* _Exercise instructions_:
Gather every line in the records below that contains the word "собрания".

* _Material to process_:
┌────────
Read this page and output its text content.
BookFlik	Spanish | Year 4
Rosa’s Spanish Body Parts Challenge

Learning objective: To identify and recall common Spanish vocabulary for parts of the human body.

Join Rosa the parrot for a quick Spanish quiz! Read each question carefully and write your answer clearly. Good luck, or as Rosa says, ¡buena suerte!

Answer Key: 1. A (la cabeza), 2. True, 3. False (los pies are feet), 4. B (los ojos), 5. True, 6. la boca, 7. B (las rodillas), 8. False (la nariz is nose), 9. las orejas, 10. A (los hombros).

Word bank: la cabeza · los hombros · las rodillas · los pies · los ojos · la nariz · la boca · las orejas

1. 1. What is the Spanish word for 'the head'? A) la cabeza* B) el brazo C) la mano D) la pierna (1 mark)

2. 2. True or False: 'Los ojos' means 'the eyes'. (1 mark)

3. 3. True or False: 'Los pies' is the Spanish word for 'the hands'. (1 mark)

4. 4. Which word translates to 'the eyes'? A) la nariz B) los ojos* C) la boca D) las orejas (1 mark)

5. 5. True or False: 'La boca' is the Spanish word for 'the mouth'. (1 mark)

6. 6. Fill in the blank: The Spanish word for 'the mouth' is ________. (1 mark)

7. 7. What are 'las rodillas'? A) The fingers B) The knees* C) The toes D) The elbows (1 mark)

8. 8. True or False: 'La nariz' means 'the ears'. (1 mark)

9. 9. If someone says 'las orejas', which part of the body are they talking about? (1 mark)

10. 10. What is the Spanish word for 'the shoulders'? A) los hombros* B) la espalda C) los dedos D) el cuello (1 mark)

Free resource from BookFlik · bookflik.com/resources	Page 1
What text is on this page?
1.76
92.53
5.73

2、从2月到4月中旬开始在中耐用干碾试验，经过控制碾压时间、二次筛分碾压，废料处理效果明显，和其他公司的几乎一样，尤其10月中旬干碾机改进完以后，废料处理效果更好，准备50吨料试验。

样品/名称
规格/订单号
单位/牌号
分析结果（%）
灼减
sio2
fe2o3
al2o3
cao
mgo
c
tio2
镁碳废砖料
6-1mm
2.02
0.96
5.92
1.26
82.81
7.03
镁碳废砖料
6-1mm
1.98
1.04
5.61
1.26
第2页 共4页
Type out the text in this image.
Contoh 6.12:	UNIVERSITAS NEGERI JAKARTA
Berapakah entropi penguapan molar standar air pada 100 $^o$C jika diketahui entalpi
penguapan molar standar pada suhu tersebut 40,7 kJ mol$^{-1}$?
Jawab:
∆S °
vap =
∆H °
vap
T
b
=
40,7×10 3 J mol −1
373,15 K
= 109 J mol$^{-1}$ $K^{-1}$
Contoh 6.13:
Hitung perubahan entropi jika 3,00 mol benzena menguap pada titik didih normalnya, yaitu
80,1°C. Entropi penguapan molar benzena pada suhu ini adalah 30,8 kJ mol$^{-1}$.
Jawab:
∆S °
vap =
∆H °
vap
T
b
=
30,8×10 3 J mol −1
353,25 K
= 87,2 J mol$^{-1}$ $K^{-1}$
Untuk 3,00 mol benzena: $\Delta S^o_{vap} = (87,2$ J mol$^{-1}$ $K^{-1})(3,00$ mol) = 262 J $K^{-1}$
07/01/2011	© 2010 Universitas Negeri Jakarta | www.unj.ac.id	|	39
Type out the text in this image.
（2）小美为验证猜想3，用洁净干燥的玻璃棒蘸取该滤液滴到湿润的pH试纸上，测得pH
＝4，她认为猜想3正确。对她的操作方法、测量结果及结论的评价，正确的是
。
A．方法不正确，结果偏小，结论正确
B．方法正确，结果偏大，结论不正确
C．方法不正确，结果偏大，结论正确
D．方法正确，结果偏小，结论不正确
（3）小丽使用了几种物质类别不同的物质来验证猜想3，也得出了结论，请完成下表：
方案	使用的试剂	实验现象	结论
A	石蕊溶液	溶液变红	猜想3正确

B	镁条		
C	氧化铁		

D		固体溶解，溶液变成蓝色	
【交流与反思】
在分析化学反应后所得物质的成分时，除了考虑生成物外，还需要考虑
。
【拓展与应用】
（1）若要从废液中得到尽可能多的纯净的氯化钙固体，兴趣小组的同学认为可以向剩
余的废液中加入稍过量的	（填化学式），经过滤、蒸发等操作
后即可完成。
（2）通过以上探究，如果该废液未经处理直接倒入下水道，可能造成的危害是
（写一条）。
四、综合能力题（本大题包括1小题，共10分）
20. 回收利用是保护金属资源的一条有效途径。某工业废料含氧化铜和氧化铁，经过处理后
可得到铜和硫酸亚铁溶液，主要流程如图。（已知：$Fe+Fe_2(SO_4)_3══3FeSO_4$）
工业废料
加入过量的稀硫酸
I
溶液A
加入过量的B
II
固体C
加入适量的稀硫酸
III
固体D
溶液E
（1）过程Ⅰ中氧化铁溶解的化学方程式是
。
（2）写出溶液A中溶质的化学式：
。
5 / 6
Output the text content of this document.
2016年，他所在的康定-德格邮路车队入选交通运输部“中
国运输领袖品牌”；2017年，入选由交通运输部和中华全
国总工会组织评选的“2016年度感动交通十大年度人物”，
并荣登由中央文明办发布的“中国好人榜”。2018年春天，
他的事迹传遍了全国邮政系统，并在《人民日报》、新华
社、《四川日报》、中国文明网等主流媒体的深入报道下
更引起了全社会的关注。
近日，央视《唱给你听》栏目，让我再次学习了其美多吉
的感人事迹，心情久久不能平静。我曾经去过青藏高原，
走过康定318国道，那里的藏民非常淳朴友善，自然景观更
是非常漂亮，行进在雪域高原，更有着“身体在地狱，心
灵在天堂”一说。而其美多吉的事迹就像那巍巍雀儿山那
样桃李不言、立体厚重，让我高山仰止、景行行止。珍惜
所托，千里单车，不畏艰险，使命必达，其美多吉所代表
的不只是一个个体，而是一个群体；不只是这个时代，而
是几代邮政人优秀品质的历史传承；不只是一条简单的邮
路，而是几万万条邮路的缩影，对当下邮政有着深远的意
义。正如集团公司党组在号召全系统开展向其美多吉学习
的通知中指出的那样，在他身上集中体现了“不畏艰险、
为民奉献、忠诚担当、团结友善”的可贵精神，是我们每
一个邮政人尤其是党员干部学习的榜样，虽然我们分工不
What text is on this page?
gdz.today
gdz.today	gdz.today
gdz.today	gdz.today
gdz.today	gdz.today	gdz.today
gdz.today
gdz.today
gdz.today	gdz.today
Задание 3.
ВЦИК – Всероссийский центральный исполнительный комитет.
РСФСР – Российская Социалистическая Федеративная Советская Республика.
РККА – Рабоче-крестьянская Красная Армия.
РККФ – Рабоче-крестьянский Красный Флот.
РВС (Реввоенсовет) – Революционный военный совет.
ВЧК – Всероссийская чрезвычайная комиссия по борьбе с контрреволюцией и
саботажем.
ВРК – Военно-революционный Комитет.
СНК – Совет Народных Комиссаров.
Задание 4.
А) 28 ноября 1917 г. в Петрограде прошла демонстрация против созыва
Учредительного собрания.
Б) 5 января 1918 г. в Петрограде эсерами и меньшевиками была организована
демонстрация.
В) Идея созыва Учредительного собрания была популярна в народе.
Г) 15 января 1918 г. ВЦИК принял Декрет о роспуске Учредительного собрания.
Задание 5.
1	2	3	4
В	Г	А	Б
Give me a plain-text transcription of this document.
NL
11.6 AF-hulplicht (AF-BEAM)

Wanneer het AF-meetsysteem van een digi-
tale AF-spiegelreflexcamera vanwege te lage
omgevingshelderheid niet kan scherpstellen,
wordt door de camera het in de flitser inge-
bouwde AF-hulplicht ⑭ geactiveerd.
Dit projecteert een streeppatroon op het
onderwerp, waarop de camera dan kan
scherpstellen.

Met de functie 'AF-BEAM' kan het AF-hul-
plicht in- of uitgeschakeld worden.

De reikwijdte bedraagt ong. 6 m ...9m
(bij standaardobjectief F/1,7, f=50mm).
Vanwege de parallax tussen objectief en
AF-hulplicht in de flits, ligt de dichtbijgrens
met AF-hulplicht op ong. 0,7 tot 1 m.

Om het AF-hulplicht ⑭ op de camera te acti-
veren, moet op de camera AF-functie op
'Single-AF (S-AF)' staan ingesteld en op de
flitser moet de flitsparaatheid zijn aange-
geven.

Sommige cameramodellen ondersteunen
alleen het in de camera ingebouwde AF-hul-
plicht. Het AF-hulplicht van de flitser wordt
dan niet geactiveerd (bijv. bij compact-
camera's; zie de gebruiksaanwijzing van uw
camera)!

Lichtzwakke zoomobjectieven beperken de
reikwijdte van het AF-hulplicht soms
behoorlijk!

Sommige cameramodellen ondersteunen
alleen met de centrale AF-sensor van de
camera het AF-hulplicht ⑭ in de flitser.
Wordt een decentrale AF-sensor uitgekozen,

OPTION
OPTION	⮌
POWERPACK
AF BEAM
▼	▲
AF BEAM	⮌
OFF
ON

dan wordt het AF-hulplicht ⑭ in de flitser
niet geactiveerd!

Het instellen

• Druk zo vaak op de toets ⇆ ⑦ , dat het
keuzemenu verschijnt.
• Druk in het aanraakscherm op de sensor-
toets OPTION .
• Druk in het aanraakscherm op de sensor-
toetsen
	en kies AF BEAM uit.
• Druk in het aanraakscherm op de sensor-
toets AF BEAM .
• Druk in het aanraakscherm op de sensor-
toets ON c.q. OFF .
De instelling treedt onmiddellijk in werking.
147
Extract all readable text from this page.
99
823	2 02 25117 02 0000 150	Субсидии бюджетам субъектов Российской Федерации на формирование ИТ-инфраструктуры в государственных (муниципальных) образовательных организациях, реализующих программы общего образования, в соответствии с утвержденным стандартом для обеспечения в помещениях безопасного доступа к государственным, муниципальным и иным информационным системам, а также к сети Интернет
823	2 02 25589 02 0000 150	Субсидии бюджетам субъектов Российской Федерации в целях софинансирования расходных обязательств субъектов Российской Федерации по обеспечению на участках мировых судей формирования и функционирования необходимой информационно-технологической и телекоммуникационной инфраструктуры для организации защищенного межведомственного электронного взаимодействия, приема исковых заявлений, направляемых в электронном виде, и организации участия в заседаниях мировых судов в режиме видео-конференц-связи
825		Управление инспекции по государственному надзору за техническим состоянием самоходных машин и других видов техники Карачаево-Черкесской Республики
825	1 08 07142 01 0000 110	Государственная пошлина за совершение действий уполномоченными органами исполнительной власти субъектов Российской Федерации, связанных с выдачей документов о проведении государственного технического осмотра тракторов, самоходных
└────────
* _Result of this exercise_:
Учредительного собрания.
В) Идея созыва Учредительного собрания была популярна в народе.
Г) 15 января 1918 г. ВЦИК принял Декрет о роспуске Учредительного собрания.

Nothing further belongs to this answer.